[begin Given information]

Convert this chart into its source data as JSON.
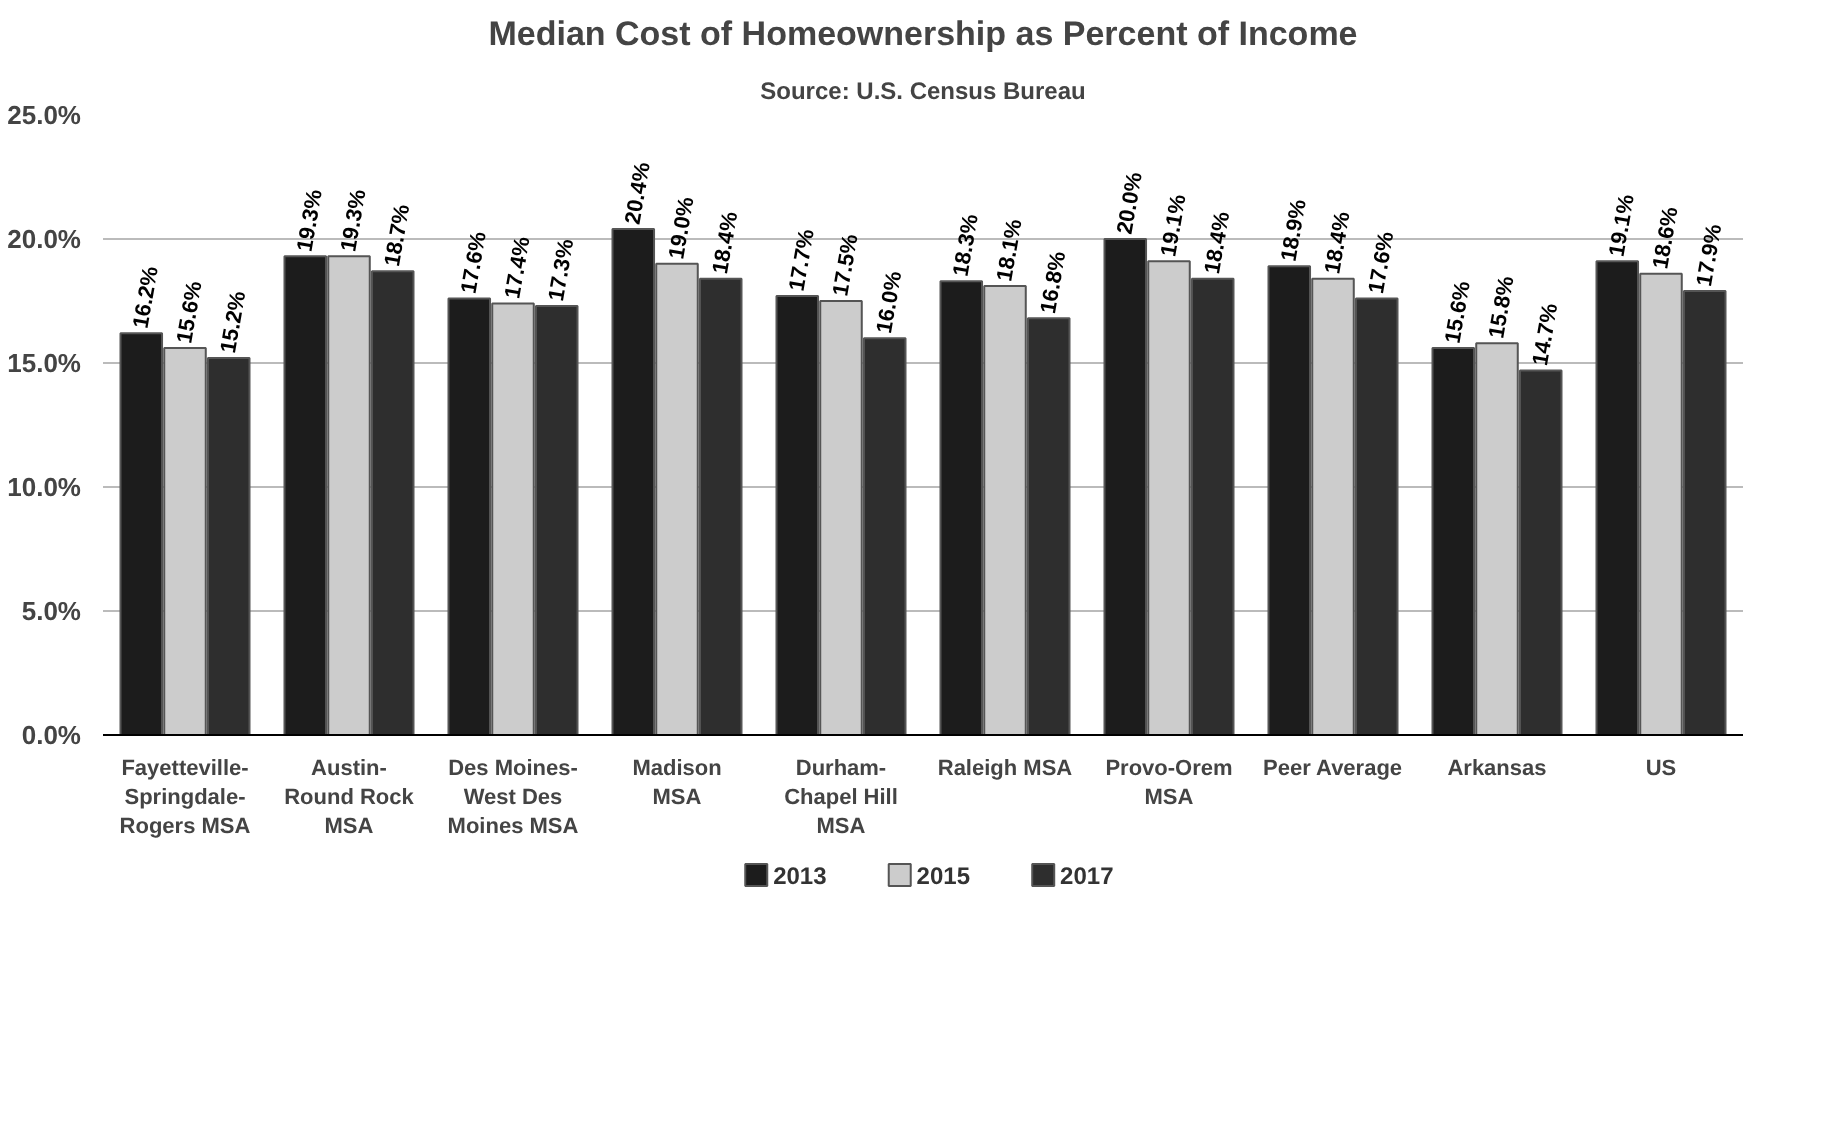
{
  "chart_data": {
    "type": "bar",
    "title": "Median Cost of Homeownership as Percent of Income",
    "subtitle": "Source: U.S. Census Bureau",
    "categories": [
      "Fayetteville-\nSpringdale-\nRogers MSA",
      "Austin-\nRound Rock\nMSA",
      "Des Moines-\nWest Des\nMoines MSA",
      "Madison\nMSA",
      "Durham-\nChapel Hill\nMSA",
      "Raleigh MSA",
      "Provo-Orem\nMSA",
      "Peer Average",
      "Arkansas",
      "US"
    ],
    "series": [
      {
        "name": "2013",
        "color": "#1c1c1c",
        "values": [
          16.2,
          19.3,
          17.6,
          20.4,
          17.7,
          18.3,
          20.0,
          18.9,
          15.6,
          19.1
        ],
        "value_labels": [
          "16.2%",
          "19.3%",
          "17.6%",
          "20.4%",
          "17.7%",
          "18.3%",
          "20.0%",
          "18.9%",
          "15.6%",
          "19.1%"
        ]
      },
      {
        "name": "2015",
        "color": "#cccccc",
        "values": [
          15.6,
          19.3,
          17.4,
          19.0,
          17.5,
          18.1,
          19.1,
          18.4,
          15.8,
          18.6
        ],
        "value_labels": [
          "15.6%",
          "19.3%",
          "17.4%",
          "19.0%",
          "17.5%",
          "18.1%",
          "19.1%",
          "18.4%",
          "15.8%",
          "18.6%"
        ]
      },
      {
        "name": "2017",
        "color": "#2e2e2e",
        "values": [
          15.2,
          18.7,
          17.3,
          18.4,
          16.0,
          16.8,
          18.4,
          17.6,
          14.7,
          17.9
        ],
        "value_labels": [
          "15.2%",
          "18.7%",
          "17.3%",
          "18.4%",
          "16.0%",
          "16.8%",
          "18.4%",
          "17.6%",
          "14.7%",
          "17.9%"
        ]
      }
    ],
    "ylim": [
      0,
      25
    ],
    "yticks": [
      {
        "value": 0,
        "label": "0.0%"
      },
      {
        "value": 5,
        "label": "5.0%"
      },
      {
        "value": 10,
        "label": "10.0%"
      },
      {
        "value": 15,
        "label": "15.0%"
      },
      {
        "value": 20,
        "label": "20.0%"
      },
      {
        "value": 25,
        "label": "25.0%"
      }
    ],
    "data_labels": true,
    "grid": "y",
    "legend": "bottom"
  }
}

[end Given information]

Copy the records exactly as they appear, excluding images.

Convert this chart into its source data as JSON.
{
  "chart_data": {
    "type": "bar",
    "title": "Median Cost of Homeownership as Percent of Income",
    "subtitle": "Source: U.S. Census Bureau",
    "categories": [
      "Fayetteville-\nSpringdale-\nRogers MSA",
      "Austin-\nRound Rock\nMSA",
      "Des Moines-\nWest Des\nMoines MSA",
      "Madison\nMSA",
      "Durham-\nChapel Hill\nMSA",
      "Raleigh MSA",
      "Provo-Orem\nMSA",
      "Peer Average",
      "Arkansas",
      "US"
    ],
    "series": [
      {
        "name": "2013",
        "color": "#1c1c1c",
        "values": [
          16.2,
          19.3,
          17.6,
          20.4,
          17.7,
          18.3,
          20.0,
          18.9,
          15.6,
          19.1
        ],
        "value_labels": [
          "16.2%",
          "19.3%",
          "17.6%",
          "20.4%",
          "17.7%",
          "18.3%",
          "20.0%",
          "18.9%",
          "15.6%",
          "19.1%"
        ]
      },
      {
        "name": "2015",
        "color": "#cccccc",
        "values": [
          15.6,
          19.3,
          17.4,
          19.0,
          17.5,
          18.1,
          19.1,
          18.4,
          15.8,
          18.6
        ],
        "value_labels": [
          "15.6%",
          "19.3%",
          "17.4%",
          "19.0%",
          "17.5%",
          "18.1%",
          "19.1%",
          "18.4%",
          "15.8%",
          "18.6%"
        ]
      },
      {
        "name": "2017",
        "color": "#2e2e2e",
        "values": [
          15.2,
          18.7,
          17.3,
          18.4,
          16.0,
          16.8,
          18.4,
          17.6,
          14.7,
          17.9
        ],
        "value_labels": [
          "15.2%",
          "18.7%",
          "17.3%",
          "18.4%",
          "16.0%",
          "16.8%",
          "18.4%",
          "17.6%",
          "14.7%",
          "17.9%"
        ]
      }
    ],
    "ylim": [
      0,
      25
    ],
    "yticks": [
      {
        "value": 0,
        "label": "0.0%"
      },
      {
        "value": 5,
        "label": "5.0%"
      },
      {
        "value": 10,
        "label": "10.0%"
      },
      {
        "value": 15,
        "label": "15.0%"
      },
      {
        "value": 20,
        "label": "20.0%"
      },
      {
        "value": 25,
        "label": "25.0%"
      }
    ],
    "data_labels": true,
    "grid": "y",
    "legend": "bottom"
  }
}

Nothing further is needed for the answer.